§ **Supplied passage**
<<<<
The point is to ask the questions and allow the students to make the case against unmindfulness and the case for mindfulness. What happens next is that the tutor provides the students with a remedy for the problem that they have identified and acknowledged. The inquiry has, as it were, gotten the students to the water, and now it is time to start drinking.

Teaching Style and the Educative Process

When teaching mindfulness to non-self-selected students, the teaching style especially matters. The most important aspect is fostering questions, inquiry and curiosity otherwise known as the Socratic method or dialectic approach. This approach underpins any truly educative process. The English word education comes from a Latin word educare meaning “to draw out” or “to lead out”. It implies that true education is not a process of indoctrinating with knowledge, but rather one of eliciting the knowledge from the student. The word knowledge in this context is synonymous with wisdom, not knowledge as mere information. Information can be poured into the student, but wisdom can only ever be drawn out. As soon as the process moves from the lecture format of giving the students information about mindfulness to the practical experience of it, the teaching style must change with it from the didactic to the dialectic approach.
True mindfulness-based education therefore works on the assumption that the student already has wisdom and insight latent within themselves although they may not realise it. The teacher’s role therefore is to draw out that wisdom with a facilitated inquiry, modelling curiosity and non-judgmentality in the process. Students are not expected to accept or reject mindfulness principles or practices, but they are encouraged to investigate and test them in the light of their own direct experience.
Implicit in this educative process is offering, not pushing, the practices and then inquiring into the students’ experience whether they perceive it to be successful or not. What did they notice? What happened to the body, mind and attention when they practiced? What was their reaction or attitude to what they noticed? What was the effect of that reaction or attitude? This includes mindfully and non-judgmentally inquiring into resistance or ambivalence if that was what arose. In this way, students learn about how mindfulness works and the barriers to being mindful. There are no mistakes or getting it wrong, only experiences from which students can learn. In that sense, the so-called unsuccessful attempts to practice mindfulness are just as valuable as the so-called successful ones.
>>>>
§ **Data supplied**
<<<<
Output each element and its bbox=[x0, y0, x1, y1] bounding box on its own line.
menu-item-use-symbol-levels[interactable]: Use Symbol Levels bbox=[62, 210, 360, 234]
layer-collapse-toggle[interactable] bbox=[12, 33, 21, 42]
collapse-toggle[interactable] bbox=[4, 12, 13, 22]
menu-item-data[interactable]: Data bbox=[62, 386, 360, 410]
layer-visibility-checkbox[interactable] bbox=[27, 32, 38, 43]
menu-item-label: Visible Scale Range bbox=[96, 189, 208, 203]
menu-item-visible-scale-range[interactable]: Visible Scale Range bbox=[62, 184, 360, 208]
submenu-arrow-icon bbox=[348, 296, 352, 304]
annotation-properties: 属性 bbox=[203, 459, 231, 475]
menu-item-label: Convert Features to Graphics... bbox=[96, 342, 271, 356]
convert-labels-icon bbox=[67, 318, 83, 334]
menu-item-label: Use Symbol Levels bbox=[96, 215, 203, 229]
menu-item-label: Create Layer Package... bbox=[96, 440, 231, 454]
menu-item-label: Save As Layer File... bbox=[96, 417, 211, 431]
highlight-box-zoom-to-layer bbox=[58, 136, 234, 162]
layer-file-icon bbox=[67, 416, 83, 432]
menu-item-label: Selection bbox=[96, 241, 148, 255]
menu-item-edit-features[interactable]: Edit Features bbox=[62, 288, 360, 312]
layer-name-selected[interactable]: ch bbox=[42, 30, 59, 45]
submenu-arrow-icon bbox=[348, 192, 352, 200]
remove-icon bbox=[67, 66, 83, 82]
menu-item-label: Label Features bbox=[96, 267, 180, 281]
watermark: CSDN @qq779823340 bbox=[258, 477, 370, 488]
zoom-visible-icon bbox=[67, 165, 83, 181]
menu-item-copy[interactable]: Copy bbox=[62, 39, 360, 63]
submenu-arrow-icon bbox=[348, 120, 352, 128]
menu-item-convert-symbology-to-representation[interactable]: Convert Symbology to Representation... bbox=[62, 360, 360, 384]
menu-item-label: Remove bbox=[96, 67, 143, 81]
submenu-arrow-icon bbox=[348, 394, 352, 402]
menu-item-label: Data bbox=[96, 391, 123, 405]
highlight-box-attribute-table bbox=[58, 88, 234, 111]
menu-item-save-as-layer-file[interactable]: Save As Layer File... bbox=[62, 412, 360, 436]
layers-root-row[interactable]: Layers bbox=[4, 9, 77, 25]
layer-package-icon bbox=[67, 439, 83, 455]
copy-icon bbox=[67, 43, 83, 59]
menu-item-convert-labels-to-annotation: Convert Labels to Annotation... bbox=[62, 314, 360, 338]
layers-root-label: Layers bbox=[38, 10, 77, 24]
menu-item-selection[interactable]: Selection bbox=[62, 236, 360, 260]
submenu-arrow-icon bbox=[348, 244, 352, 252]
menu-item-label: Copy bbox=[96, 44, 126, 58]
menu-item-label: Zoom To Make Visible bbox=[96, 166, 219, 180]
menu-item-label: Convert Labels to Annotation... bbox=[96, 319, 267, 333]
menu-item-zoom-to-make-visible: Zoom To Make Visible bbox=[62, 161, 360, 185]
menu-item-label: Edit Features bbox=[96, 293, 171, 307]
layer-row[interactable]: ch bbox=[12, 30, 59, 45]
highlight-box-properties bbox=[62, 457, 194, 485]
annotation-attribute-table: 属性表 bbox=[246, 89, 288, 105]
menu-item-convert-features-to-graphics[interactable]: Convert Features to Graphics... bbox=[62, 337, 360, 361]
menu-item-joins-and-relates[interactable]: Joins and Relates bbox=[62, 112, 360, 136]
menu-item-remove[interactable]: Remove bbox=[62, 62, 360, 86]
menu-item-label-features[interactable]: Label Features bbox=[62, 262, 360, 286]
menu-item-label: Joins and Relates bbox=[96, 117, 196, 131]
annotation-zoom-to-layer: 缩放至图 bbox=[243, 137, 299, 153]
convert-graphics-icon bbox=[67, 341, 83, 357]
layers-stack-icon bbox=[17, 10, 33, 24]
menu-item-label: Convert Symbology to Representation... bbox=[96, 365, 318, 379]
>>>>
§ **Tasks to carry out**
1 – Transcribe the passage on teaching mindfulness, beginning at the words "The point is" and stopping after "to start drinking.".
2 – In the passage on teaching mindfulness, what does the Latin word educare mean?

§ **Solutions to the problems**
1 –
The point is to ask the questions and allow the students to make the case against unmindfulness and the case for mindfulness. What happens next is that the tutor provides the students with a remedy for the problem that they have identified and acknowledged. The inquiry has, as it were, gotten the students to the water, and now it is time to start drinking.

2 – “To draw out” or “to lead out.”